[Start of Extracted records]
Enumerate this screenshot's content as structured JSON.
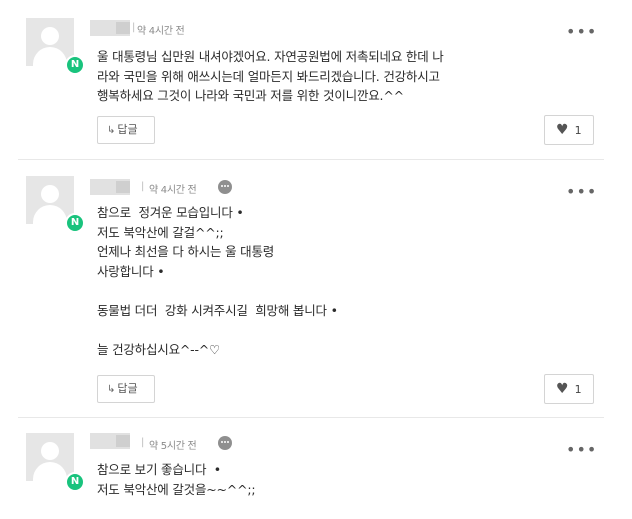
{
  "comments": [
    {
      "time": "약 4시간 전",
      "has_chat_icon": false,
      "text": "울 대통령님 십만원 내셔야겠어요. 자연공원법에 저촉되네요 한데 나\n라와 국민을 위해 애쓰시는데 얼마든지 봐드리겠습니다. 건강하시고\n행복하세요 그것이 나라와 국민과 저를 위한 것이니깐요.^^",
      "reply_label": "답글",
      "like_count": "1"
    },
    {
      "time": "약 4시간 전",
      "has_chat_icon": true,
      "text": "참으로  정겨운 모습입니다 •\n저도 북악산에 갈걸^^;;\n언제나 최선을 다 하시는 울 대통령\n사랑합니다 •\n\n동물법 더더  강화 시켜주시길  희망해 봅니다 •\n\n늘 건강하십시요^--^♡",
      "reply_label": "답글",
      "like_count": "1"
    },
    {
      "time": "약 5시간 전",
      "has_chat_icon": true,
      "text": "참으로 보기 좋습니다  •\n저도 북악산에 갈것을~~^^;;",
      "reply_label": "",
      "like_count": ""
    }
  ],
  "icons": {
    "badge_letter": "N",
    "more": "•••",
    "reply_arrow": "↳",
    "heart": "♥"
  },
  "colors": {
    "badge": "#19c37d",
    "divider": "#e8e8e8"
  }
}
[End of Extracted records]
* _What is asked_
Repeat each entry above word for word, leaving every picture out.

* _Solution_
Enumerate this screenshot's content as structured JSON.
{
  "comments": [
    {
      "time": "약 4시간 전",
      "has_chat_icon": false,
      "text": "울 대통령님 십만원 내셔야겠어요. 자연공원법에 저촉되네요 한데 나\n라와 국민을 위해 애쓰시는데 얼마든지 봐드리겠습니다. 건강하시고\n행복하세요 그것이 나라와 국민과 저를 위한 것이니깐요.^^",
      "reply_label": "답글",
      "like_count": "1"
    },
    {
      "time": "약 4시간 전",
      "has_chat_icon": true,
      "text": "참으로  정겨운 모습입니다 •\n저도 북악산에 갈걸^^;;\n언제나 최선을 다 하시는 울 대통령\n사랑합니다 •\n\n동물법 더더  강화 시켜주시길  희망해 봅니다 •\n\n늘 건강하십시요^--^♡",
      "reply_label": "답글",
      "like_count": "1"
    },
    {
      "time": "약 5시간 전",
      "has_chat_icon": true,
      "text": "참으로 보기 좋습니다  •\n저도 북악산에 갈것을~~^^;;",
      "reply_label": "",
      "like_count": ""
    }
  ],
  "icons": {
    "badge_letter": "N",
    "more": "•••",
    "reply_arrow": "↳",
    "heart": "♥"
  },
  "colors": {
    "badge": "#19c37d",
    "divider": "#e8e8e8"
  }
}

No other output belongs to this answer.